* _RECORDS FOR PROCESSING_:
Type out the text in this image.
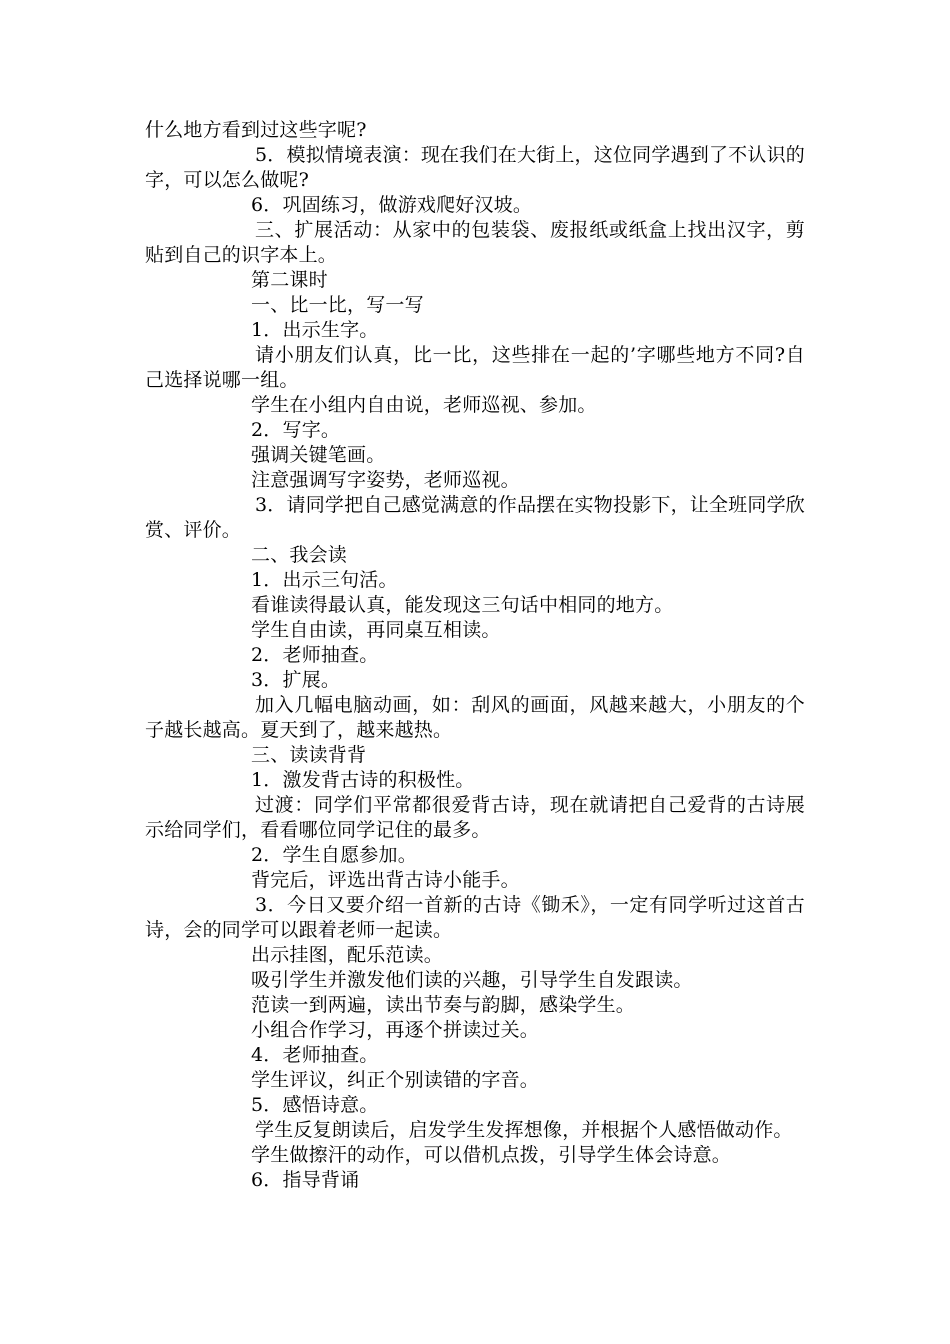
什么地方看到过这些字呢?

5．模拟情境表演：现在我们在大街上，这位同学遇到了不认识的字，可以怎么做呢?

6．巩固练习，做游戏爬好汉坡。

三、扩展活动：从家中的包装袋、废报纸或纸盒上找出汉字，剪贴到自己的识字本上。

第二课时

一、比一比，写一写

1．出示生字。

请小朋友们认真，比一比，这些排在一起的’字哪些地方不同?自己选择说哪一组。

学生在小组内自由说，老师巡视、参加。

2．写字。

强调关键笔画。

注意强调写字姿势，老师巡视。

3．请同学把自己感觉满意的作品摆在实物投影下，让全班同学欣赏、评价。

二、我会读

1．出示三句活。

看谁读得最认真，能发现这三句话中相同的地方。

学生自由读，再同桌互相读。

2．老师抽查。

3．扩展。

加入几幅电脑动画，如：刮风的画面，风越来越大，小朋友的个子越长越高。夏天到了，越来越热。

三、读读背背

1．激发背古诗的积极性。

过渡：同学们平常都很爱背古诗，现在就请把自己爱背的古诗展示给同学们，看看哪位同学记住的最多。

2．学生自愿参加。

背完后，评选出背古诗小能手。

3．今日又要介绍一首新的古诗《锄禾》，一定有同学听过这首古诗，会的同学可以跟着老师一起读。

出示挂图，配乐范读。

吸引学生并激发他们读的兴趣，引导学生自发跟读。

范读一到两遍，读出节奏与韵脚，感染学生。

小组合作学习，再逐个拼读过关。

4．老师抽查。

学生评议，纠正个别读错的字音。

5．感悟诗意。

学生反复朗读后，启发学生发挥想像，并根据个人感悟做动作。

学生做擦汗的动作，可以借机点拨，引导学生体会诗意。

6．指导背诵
* * *
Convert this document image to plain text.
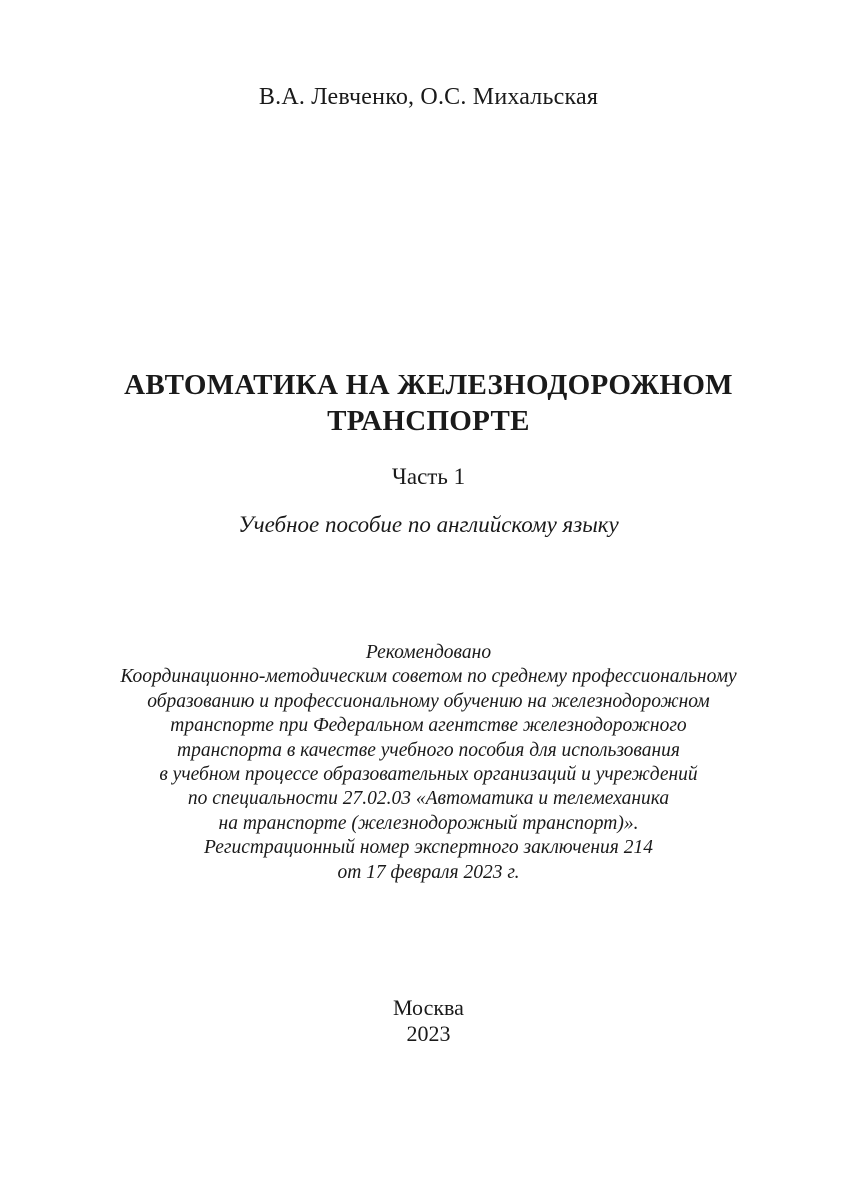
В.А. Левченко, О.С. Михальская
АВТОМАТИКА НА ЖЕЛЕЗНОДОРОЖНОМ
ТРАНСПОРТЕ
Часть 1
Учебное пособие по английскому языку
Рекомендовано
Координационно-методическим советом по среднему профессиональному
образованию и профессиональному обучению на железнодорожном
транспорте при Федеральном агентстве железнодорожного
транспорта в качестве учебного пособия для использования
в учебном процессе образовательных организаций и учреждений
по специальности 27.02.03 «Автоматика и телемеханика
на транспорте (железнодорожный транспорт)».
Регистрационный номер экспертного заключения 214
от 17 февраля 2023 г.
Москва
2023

* _EXERCISE_: Which lines in the data above contain "this"? Show each one.

* _EXERCISE RESPONSE_:
Type out the text in this image.
Convert this document image to plain text.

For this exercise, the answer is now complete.